YOUR TASK
Copy all of the material exactly. Pictures are not to appear in the copy.

# AVAILABLE DATA start

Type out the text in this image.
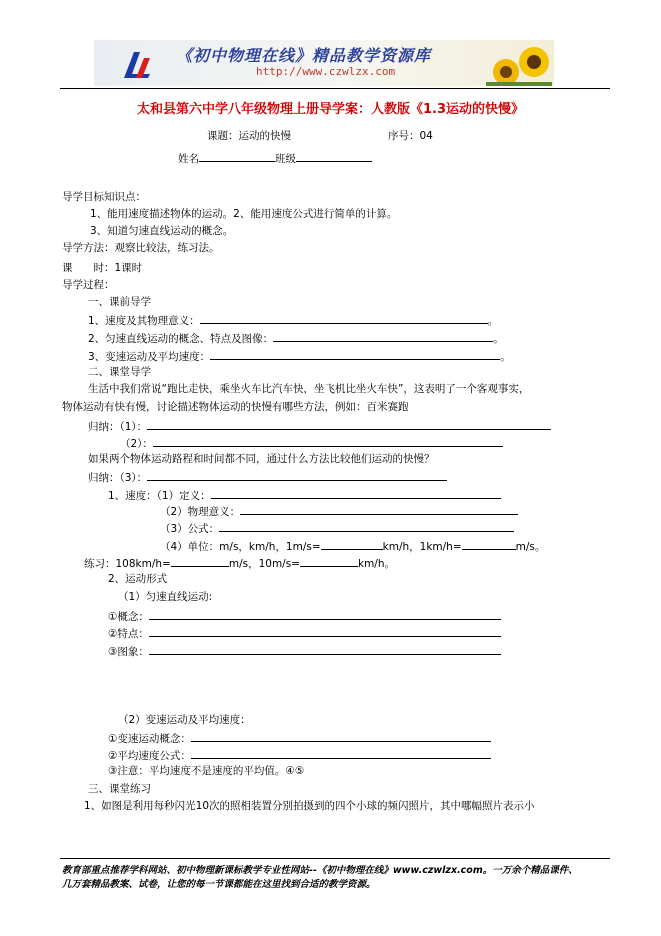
《初中物理在线》精品教学资源库
http://www.czwlzx.com
太和县第六中学八年级物理上册导学案：人教版《1.3运动的快慢》
课题：运动的快慢	序号：04
姓名	班级
导学目标知识点：
1、能用速度描述物体的运动。2、能用速度公式进行简单的计算。
3、知道匀速直线运动的概念。
导学方法：观察比较法，练习法。
课　　时：1课时
导学过程：
一、课前导学
1、速度及其物理意义：	。
2、匀速直线运动的概念、特点及图像：	。
3、变速运动及平均速度：	。
二、课堂导学
生活中我们常说“跑比走快，乘坐火车比汽车快，坐飞机比坐火车快”，这表明了一个客观事实，
物体运动有快有慢，讨论描述物体运动的快慢有哪些方法，例如：百米赛跑
归纳：（1）：
（2）：
如果两个物体运动路程和时间都不同，通过什么方法比较他们运动的快慢？
归纳：（3）：
1、速度：（1）定义：
（2）物理意义：
（3）公式：
（4）单位：m/s，km/h，1m/s=	km/h，1km/h=	m/s。
练习：108km/h=	m/s，10m/s=	km/h。
2、运动形式
（1）匀速直线运动:
①概念：
②特点：
③图象：
（2）变速运动及平均速度：
①变速运动概念：
②平均速度公式：
③注意：平均速度不是速度的平均值。④⑤
三、课堂练习
1、如图是利用每秒闪光10次的照相装置分别拍摄到的四个小球的频闪照片，其中哪幅照片表示小
教育部重点推荐学科网站、初中物理新课标教学专业性网站--《初中物理在线》www.czwlzx.com。一万余个精品课件、
几万套精品教案、试卷，让您的每一节课都能在这里找到合适的教学资源。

# AVAILABLE DATA end

REPLY TO THE TASK
Type out the text in this image.
《初中物理在线》精品教学资源库
http://www.czwlzx.com
太和县第六中学八年级物理上册导学案：人教版《1.3运动的快慢》
课题：运动的快慢	序号：04
姓名	班级
导学目标知识点：
1、能用速度描述物体的运动。2、能用速度公式进行简单的计算。
3、知道匀速直线运动的概念。
导学方法：观察比较法，练习法。
课　　时：1课时
导学过程：
一、课前导学
1、速度及其物理意义：	。
2、匀速直线运动的概念、特点及图像：	。
3、变速运动及平均速度：	。
二、课堂导学
生活中我们常说“跑比走快，乘坐火车比汽车快，坐飞机比坐火车快”，这表明了一个客观事实，
物体运动有快有慢，讨论描述物体运动的快慢有哪些方法，例如：百米赛跑
归纳：（1）：
（2）：
如果两个物体运动路程和时间都不同，通过什么方法比较他们运动的快慢？
归纳：（3）：
1、速度：（1）定义：
（2）物理意义：
（3）公式：
（4）单位：m/s，km/h，1m/s=	km/h，1km/h=	m/s。
练习：108km/h=	m/s，10m/s=	km/h。
2、运动形式
（1）匀速直线运动:
①概念：
②特点：
③图象：
（2）变速运动及平均速度：
①变速运动概念：
②平均速度公式：
③注意：平均速度不是速度的平均值。④⑤
三、课堂练习
1、如图是利用每秒闪光10次的照相装置分别拍摄到的四个小球的频闪照片，其中哪幅照片表示小
教育部重点推荐学科网站、初中物理新课标教学专业性网站--《初中物理在线》www.czwlzx.com。一万余个精品课件、
几万套精品教案、试卷，让您的每一节课都能在这里找到合适的教学资源。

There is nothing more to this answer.